• [TASK PROMPT]:
Filter these records by the string "Hercules", copying each line that holds it.

• [EXERCISE MATERIALS]:
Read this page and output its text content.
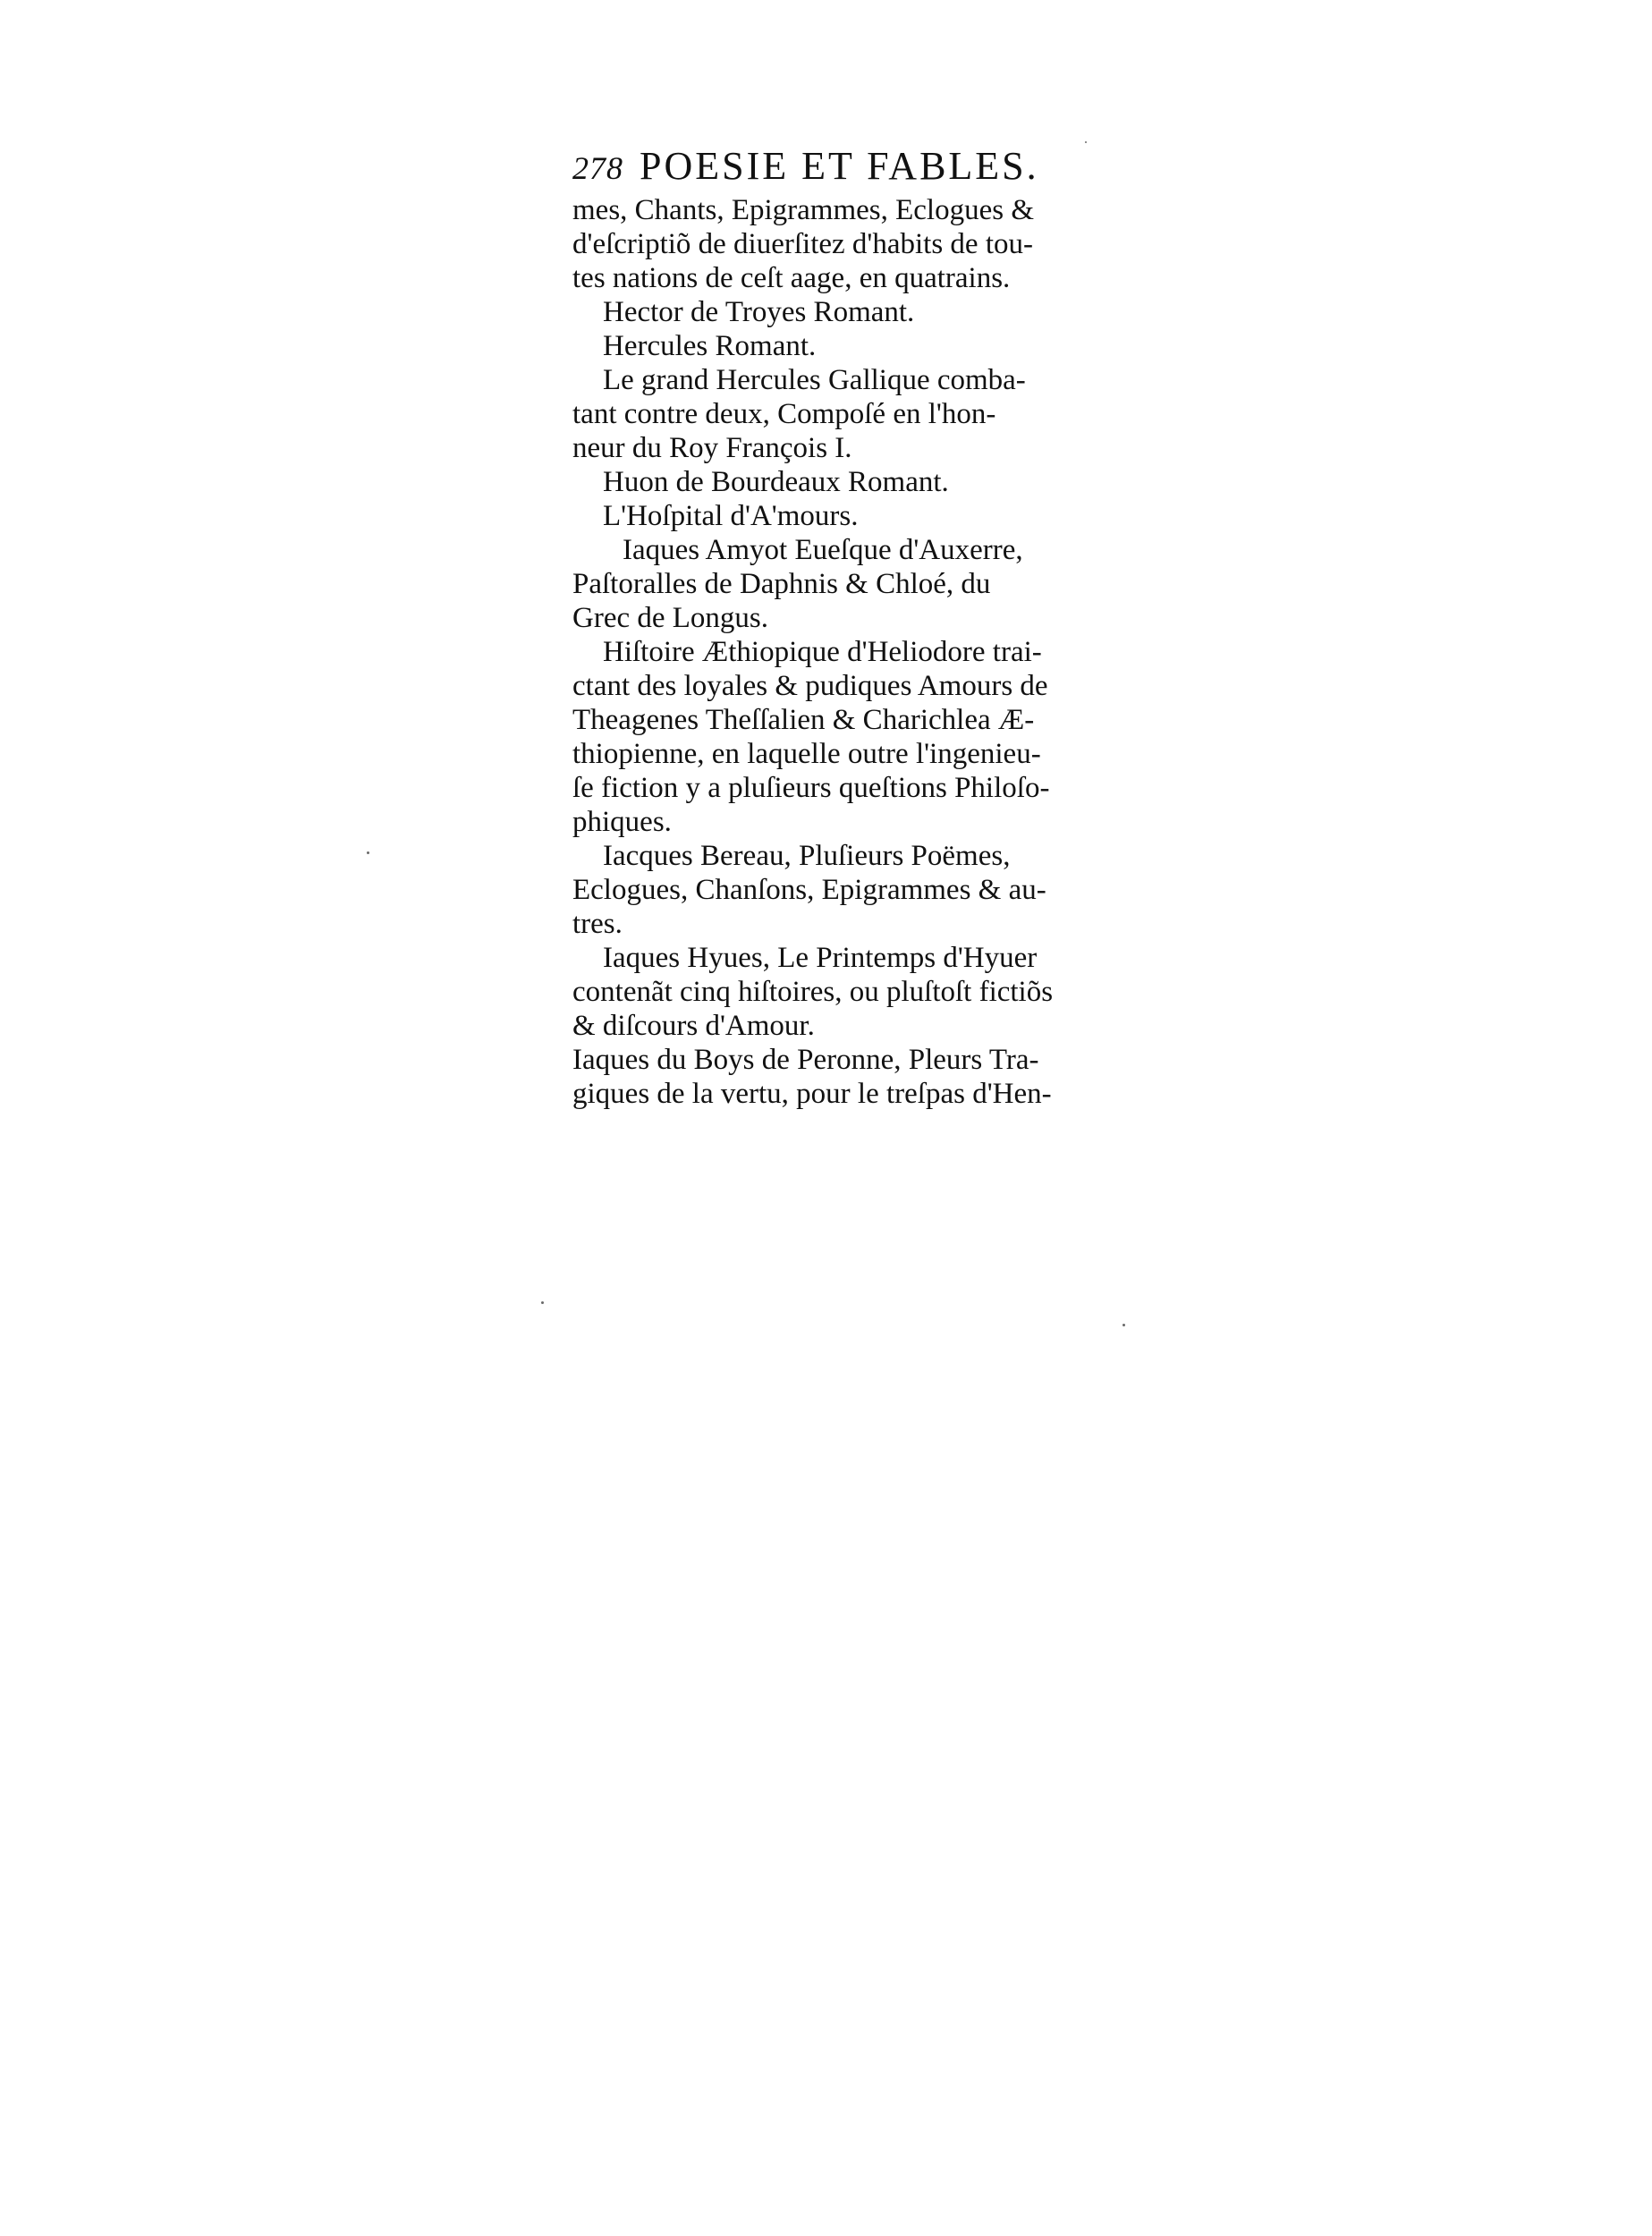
278 POESIE ET FABLES.
mes, Chants, Epigrammes, Eclogues &
d'eſcriptiõ de diuerſitez d'habits de tou-
tes nations de ceſt aage, en quatrains.
Hector de Troyes Romant.
Hercules Romant.
Le grand Hercules Gallique comba-
tant contre deux, Compoſé en l'hon-
neur du Roy François I.
Huon de Bourdeaux Romant.
L'Hoſpital d'A'mours.
Iaques Amyot Eueſque d'Auxerre,
Paſtoralles de Daphnis & Chloé, du
Grec de Longus.
Hiſtoire Æthiopique d'Heliodore trai-
ctant des loyales & pudiques Amours de
Theagenes Theſſalien & Charichlea Æ-
thiopienne, en laquelle outre l'ingenieu-
ſe fiction y a pluſieurs queſtions Philoſo-
phiques.
Iacques Bereau, Pluſieurs Poëmes,
Eclogues, Chanſons, Epigrammes & au-
tres.
Iaques Hyues, Le Printemps d'Hyuer
contenãt cinq hiſtoires, ou pluſtoſt fictiõs
& diſcours d'Amour.
Iaques du Boys de Peronne, Pleurs Tra-
giques de la vertu, pour le treſpas d'Hen-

• [TASK SOLUTION]:
Hercules Romant.
Le grand Hercules Gallique comba-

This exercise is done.